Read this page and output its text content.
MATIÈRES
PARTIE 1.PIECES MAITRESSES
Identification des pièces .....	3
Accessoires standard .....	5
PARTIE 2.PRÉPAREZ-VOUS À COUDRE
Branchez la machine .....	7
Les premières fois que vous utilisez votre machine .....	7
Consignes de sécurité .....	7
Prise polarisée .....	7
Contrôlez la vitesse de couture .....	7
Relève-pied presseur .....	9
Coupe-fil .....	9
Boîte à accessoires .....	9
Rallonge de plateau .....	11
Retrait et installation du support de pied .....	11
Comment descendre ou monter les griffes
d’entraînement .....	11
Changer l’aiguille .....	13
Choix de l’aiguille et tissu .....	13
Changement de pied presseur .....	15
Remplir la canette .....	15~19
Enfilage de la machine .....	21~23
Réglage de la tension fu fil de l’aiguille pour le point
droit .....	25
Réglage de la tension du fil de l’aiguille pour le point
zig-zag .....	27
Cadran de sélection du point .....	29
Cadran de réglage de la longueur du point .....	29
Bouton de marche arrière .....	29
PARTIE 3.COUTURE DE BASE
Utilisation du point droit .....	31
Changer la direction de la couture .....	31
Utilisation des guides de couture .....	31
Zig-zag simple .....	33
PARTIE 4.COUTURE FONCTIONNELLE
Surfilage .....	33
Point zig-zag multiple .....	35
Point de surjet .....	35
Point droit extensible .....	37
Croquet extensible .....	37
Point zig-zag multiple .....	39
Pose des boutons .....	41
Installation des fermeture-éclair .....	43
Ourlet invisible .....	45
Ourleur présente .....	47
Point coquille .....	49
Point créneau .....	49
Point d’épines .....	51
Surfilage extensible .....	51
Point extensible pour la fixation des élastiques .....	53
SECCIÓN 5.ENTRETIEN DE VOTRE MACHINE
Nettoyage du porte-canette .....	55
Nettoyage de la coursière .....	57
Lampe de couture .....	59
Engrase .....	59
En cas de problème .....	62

The request -
Reproduce all of the records exactly.

Reply -
Read this page and output its text content.
MATIÈRES
PARTIE 1.PIECES MAITRESSES
Identification des pièces .....	3
Accessoires standard .....	5
PARTIE 2.PRÉPAREZ-VOUS À COUDRE
Branchez la machine .....	7
Les premières fois que vous utilisez votre machine .....	7
Consignes de sécurité .....	7
Prise polarisée .....	7
Contrôlez la vitesse de couture .....	7
Relève-pied presseur .....	9
Coupe-fil .....	9
Boîte à accessoires .....	9
Rallonge de plateau .....	11
Retrait et installation du support de pied .....	11
Comment descendre ou monter les griffes
d’entraînement .....	11
Changer l’aiguille .....	13
Choix de l’aiguille et tissu .....	13
Changement de pied presseur .....	15
Remplir la canette .....	15~19
Enfilage de la machine .....	21~23
Réglage de la tension fu fil de l’aiguille pour le point
droit .....	25
Réglage de la tension du fil de l’aiguille pour le point
zig-zag .....	27
Cadran de sélection du point .....	29
Cadran de réglage de la longueur du point .....	29
Bouton de marche arrière .....	29
PARTIE 3.COUTURE DE BASE
Utilisation du point droit .....	31
Changer la direction de la couture .....	31
Utilisation des guides de couture .....	31
Zig-zag simple .....	33
PARTIE 4.COUTURE FONCTIONNELLE
Surfilage .....	33
Point zig-zag multiple .....	35
Point de surjet .....	35
Point droit extensible .....	37
Croquet extensible .....	37
Point zig-zag multiple .....	39
Pose des boutons .....	41
Installation des fermeture-éclair .....	43
Ourlet invisible .....	45
Ourleur présente .....	47
Point coquille .....	49
Point créneau .....	49
Point d’épines .....	51
Surfilage extensible .....	51
Point extensible pour la fixation des élastiques .....	53
SECCIÓN 5.ENTRETIEN DE VOTRE MACHINE
Nettoyage du porte-canette .....	55
Nettoyage de la coursière .....	57
Lampe de couture .....	59
Engrase .....	59
En cas de problème .....	62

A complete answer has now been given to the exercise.